Dataset content -
+===+

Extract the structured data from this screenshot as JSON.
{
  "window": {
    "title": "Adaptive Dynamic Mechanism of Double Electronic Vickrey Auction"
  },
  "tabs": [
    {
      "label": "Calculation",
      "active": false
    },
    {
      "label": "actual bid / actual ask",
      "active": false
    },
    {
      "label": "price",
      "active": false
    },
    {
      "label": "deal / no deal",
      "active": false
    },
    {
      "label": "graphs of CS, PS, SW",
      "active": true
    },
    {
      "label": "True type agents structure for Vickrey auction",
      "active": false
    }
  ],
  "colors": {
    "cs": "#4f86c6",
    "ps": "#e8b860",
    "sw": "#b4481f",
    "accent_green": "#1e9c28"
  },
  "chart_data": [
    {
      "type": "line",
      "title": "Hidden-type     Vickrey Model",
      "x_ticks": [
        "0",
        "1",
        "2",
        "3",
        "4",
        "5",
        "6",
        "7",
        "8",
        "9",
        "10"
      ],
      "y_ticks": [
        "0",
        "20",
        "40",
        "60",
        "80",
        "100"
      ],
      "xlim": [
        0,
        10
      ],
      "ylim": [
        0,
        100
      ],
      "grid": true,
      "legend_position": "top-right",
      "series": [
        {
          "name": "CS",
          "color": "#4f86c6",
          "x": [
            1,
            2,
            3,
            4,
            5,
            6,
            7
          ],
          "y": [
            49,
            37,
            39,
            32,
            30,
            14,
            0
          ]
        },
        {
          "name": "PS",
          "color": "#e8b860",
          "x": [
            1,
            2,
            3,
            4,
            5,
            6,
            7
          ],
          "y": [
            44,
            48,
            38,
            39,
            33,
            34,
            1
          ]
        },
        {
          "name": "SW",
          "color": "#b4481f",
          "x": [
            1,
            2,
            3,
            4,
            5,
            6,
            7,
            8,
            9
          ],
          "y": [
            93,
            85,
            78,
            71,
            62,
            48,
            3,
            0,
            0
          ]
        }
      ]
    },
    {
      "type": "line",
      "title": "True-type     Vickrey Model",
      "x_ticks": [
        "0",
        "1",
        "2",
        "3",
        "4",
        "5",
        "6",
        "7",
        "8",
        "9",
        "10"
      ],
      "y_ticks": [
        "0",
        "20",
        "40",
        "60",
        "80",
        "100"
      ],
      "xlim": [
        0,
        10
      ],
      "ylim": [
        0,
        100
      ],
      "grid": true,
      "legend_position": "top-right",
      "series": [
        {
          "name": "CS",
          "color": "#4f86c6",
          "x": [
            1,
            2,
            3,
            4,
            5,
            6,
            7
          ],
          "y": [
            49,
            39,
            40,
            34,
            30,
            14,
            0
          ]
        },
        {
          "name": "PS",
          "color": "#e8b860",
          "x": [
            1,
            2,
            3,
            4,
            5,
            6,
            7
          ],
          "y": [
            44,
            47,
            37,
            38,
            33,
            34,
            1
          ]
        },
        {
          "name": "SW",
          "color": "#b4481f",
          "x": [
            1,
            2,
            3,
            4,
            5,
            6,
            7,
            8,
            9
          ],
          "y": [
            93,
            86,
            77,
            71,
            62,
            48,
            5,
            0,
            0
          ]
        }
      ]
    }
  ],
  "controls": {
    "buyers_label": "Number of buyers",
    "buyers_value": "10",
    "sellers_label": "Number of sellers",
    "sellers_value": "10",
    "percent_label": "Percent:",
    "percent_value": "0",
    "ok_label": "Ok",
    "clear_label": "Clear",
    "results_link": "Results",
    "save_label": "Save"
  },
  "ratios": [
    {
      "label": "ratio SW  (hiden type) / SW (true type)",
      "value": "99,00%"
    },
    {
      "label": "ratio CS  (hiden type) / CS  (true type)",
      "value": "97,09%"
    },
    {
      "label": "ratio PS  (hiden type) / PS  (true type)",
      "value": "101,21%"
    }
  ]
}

+===+

Task requirements -
From the records above, pick out and copy each line holding the word "Number".

Solution to this problem -
    "buyers_label": "Number of buyers",
    "sellers_label": "Number of sellers",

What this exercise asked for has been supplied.